**TEXTO PARA ANALIZAR:**

Impactos: Elogio de la memoria
Por Delimiro Moreno
Es absurdo el pensum que se impone actualmente a los alumnos de primaria en Colombia. A un niño de nueve años, en cuarto de primaria, le obligan a "ver" once materias, entre ellas, informática, con seis o siete complicados libros. Pero no alcanzan a enseñarle correctamente a leer y escribir con buena ortografía y las cuatro operaciones fundamentales de la aritmética, todo formado con las normas esenciales de ética y cívica, sin las cuales el niño no tendrá herramientas para enfrentarse al bachillerato y a la vida. Este niño de nueve años, quizá sepa qué son el "hardware" y el "software", pero no lee ni escribe correctamente y no sabe las tablas de multiplicar, ni cuáles sus deberes en comunidad. Así, no tendrá elementos para seguir su bachillerato. Y por eso tenemos bachilleres y hasta profesionales incapaces de resolver una división de varios dígitos; que no atinan a redactar un párrafo correctamente, e ignoran sus deberes éticos fundamentales. El problema quizá no es de los maestros sino de los programas que les imponen desde un ministerio de Educación desorientado.
En mis lejanos tiempos de estudiante de primaria, en cuarto elemental sabíamos leer y escribir correctamente, dominábamos las cuatro operaciones y sabíamos el catecismo Astete y sus normas éticas fundamentales. Excepto este catecismo, no teníamos un solo libro, sino uno o dos cuadernos, donde hacíamos nuestros ejercicios de escritura y aritmética. Lamentablemente no nos enseñaron algo básico para la vida: un segundo idioma, preferiblemente el inglés... Esta es una ventaja que tiene el actual pensum sobre el de antaño.

**REQUISITO:** Continúa la columna sobre el pensum escolar de primaria desde su última oración y conserva su tono.

**ENTRADAS:**
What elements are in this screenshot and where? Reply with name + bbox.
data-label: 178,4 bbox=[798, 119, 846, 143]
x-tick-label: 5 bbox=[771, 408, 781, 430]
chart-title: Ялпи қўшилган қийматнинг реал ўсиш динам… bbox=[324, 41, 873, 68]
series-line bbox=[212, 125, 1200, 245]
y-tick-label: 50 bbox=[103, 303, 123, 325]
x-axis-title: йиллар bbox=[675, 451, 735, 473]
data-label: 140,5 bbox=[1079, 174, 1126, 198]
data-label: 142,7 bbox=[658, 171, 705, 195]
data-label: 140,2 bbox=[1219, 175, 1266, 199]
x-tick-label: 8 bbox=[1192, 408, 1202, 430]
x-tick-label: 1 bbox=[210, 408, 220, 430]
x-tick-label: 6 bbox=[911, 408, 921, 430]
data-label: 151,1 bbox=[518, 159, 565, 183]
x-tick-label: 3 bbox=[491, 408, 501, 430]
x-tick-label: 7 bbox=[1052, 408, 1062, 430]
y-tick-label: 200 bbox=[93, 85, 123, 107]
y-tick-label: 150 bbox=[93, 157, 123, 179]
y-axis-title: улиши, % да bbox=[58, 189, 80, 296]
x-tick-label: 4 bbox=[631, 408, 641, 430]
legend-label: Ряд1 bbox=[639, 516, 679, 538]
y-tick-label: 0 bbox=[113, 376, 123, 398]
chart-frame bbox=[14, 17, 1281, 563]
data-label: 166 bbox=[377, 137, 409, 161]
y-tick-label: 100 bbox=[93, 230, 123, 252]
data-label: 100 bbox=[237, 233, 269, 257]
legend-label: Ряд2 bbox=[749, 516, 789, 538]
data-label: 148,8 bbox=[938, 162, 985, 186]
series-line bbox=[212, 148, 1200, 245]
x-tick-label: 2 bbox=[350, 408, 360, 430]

**RESPUESTA:**
Pero en nuestra infancia (1940-1945) nuestros maestros, los Hermanos Cristianos, la única facultad mental que nos desarrollaban era la memoria. No el raciocinio. Quien gozara de buena memoria, aunque no razonara, era el alumno estrella. Contra ese absurdo privilegio de la memoria sobre el entendimiento, nos rebelamos los alumnos que teníamos la intención de COMPRENDER, de pensar con nuestro propio cerebro, en lugar de repetir como loras, o como grabadoras, lo que nos trataban de enseñar. Así, en tercero de bachillerato, un profesor Zuluaga de ingrata recordación me obligó a aprender de memoria su texto de Zoología, pero como no enseñaba a comprender la evolución de las especies ni sus diferencias sexuales (eso era pecado) hoy no distingo entre un caballo y una yegua. Ganamos la batalla. ¡Es más importante comprender, razonar, pensar, que repetir de memoria! Pero nos fuimos al otro extremo. Y así las generaciones de profesores que nos siguieron, creyeron que le memoria había que relegarla al cuarto de San Alejo y hoy no le exigen a sus alumnos que se aprendan DE MEMORIA ni siquiera las tablas de multiplicar, y así tienen que acudir para la operación más simple a las máquinas calculadoras. Y la MEMORIA es una de las facultades mentales más importantes del hombre. Ella fija nuestras experiencias y conocimientos. Sin memoria no hay sabiduría, ni historia, ni nada. Ejercitar la memoria es tan esencial como profundizar la comprensión de lo que se vive y se aprende. Señores profesores modernos: la memoria es la facultad intelectual básica del aprendizaje, y acompañada de la comprensión nos da la sabiduría. Esto parece una perogrullada. Pero a mi niño de nueve años no lo han obligado en su escuela a aprenderse de memoria ni las tablas de multiplicar. Y acude para saber los resultados de operaciones simples a la calculadora de su computador, ¡Muy bueno! Pero es triste que para saber cuánto es 8 x 9 tenga que acudir a él. ¡Yo solo acudía a mi memoria!